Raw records
_ _ _ _
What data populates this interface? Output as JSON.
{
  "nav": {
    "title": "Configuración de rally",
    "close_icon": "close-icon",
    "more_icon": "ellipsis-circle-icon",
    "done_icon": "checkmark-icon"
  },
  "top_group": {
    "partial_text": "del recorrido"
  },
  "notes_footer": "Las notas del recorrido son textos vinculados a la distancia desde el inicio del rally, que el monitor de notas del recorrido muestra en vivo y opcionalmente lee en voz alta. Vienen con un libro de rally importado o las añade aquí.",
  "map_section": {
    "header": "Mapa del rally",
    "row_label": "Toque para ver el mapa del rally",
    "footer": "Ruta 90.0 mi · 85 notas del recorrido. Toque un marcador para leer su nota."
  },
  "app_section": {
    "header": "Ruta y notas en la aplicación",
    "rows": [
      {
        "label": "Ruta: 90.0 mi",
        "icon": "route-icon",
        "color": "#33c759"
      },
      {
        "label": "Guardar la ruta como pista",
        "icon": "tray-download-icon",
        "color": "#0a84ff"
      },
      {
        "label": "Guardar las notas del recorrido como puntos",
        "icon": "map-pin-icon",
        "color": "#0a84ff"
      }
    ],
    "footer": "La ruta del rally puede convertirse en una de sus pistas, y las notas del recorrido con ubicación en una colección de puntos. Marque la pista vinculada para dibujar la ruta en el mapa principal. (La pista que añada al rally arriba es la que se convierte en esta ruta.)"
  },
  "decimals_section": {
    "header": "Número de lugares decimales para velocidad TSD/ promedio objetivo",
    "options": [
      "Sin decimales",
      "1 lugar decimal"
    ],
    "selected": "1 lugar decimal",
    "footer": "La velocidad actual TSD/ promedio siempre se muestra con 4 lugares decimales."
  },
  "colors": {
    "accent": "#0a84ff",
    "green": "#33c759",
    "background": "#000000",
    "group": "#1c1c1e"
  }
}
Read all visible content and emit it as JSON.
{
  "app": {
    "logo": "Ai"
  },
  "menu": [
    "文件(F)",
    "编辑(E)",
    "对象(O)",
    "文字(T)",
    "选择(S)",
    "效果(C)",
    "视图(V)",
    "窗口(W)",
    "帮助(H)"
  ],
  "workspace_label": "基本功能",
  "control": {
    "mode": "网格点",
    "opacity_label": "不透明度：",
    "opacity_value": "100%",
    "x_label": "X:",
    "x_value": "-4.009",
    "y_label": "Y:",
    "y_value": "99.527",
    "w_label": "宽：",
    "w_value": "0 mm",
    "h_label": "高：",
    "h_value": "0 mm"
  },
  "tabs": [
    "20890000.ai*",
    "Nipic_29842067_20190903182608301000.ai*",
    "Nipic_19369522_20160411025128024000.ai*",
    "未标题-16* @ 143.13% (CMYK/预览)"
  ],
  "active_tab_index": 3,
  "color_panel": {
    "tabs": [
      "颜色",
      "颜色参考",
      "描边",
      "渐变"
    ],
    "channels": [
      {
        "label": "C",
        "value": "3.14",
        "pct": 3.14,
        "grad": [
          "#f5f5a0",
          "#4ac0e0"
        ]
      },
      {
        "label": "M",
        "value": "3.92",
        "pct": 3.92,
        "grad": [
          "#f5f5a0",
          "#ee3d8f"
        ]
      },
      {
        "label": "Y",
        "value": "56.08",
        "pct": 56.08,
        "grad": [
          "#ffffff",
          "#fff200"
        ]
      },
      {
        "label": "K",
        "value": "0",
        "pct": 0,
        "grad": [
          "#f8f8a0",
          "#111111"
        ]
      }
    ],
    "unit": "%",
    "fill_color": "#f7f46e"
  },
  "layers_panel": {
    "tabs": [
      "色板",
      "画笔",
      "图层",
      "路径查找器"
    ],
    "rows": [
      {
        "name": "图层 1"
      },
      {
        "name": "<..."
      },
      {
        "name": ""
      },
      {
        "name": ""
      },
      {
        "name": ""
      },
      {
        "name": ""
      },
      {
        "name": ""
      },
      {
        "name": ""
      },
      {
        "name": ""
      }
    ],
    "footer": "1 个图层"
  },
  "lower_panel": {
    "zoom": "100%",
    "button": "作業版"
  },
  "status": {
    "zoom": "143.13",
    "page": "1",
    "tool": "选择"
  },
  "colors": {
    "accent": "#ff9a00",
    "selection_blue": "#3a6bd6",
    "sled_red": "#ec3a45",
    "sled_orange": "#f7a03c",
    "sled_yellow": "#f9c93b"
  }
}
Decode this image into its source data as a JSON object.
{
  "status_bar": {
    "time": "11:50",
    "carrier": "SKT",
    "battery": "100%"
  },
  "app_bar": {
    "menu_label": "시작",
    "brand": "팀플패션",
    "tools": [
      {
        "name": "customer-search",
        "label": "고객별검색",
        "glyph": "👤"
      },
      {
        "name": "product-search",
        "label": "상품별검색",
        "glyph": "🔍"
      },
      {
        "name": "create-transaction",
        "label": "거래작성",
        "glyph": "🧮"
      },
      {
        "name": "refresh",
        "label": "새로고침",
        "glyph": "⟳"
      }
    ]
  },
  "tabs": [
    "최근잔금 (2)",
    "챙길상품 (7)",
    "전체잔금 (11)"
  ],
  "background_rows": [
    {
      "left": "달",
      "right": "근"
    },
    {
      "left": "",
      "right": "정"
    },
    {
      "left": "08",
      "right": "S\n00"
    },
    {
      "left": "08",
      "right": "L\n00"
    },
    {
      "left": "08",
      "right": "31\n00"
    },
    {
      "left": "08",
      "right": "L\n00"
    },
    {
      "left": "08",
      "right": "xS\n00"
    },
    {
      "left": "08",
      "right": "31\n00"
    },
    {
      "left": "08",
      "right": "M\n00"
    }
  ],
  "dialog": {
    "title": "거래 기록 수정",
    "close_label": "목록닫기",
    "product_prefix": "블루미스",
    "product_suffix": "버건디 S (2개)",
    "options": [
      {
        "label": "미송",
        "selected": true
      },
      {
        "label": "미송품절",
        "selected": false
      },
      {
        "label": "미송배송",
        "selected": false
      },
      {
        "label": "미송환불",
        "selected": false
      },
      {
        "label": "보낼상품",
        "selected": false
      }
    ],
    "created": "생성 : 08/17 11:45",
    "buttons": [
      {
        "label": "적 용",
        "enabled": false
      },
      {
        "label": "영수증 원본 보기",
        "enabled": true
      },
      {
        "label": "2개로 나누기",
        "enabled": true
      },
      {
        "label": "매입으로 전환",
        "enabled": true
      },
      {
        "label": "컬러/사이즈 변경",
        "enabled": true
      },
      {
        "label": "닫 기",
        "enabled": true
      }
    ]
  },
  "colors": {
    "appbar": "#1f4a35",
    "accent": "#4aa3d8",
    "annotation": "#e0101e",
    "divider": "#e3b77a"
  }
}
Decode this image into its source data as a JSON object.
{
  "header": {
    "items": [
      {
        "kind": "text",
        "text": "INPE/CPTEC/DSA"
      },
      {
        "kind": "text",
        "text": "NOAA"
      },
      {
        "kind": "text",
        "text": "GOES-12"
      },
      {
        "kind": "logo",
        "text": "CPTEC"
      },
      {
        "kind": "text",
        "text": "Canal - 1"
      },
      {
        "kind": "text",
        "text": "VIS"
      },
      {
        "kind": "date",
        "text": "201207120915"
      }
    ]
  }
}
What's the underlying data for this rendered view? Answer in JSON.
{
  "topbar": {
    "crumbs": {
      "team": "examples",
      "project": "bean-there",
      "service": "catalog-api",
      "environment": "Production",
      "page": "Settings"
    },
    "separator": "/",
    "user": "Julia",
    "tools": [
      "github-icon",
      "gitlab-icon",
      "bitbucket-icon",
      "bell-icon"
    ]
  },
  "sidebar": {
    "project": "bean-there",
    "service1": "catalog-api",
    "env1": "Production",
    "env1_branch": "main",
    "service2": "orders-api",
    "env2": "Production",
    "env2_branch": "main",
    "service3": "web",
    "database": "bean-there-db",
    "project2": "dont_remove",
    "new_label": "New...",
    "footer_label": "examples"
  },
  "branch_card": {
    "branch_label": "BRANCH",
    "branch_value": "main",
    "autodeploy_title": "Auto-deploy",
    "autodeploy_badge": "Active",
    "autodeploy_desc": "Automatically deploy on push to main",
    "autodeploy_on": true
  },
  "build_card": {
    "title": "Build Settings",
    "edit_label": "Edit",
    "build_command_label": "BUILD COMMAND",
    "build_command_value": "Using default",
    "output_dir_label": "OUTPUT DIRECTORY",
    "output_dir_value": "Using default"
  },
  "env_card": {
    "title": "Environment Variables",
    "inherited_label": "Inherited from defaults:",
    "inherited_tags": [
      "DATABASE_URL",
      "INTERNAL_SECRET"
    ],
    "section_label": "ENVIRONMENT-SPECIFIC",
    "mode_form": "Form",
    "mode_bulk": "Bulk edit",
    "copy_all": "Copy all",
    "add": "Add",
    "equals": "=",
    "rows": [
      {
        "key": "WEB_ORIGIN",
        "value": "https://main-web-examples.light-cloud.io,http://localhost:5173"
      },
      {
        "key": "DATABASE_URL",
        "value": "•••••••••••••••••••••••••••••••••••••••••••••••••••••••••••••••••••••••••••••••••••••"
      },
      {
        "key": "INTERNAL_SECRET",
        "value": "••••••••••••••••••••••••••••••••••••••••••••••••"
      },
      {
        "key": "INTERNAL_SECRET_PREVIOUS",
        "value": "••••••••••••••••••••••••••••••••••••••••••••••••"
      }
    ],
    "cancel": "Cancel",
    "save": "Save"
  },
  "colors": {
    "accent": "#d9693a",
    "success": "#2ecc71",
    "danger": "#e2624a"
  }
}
_ _ _ _
TASK DETAILS. Pull out all lines from the entries above that include the word "lugares".

CORRECT OUTPUT.
    "header": "Número de lugares decimales para velocidad TSD/ promedio objetivo",
    "footer": "La velocidad actual TSD/ promedio siempre se muestra con 4 lugares decimales."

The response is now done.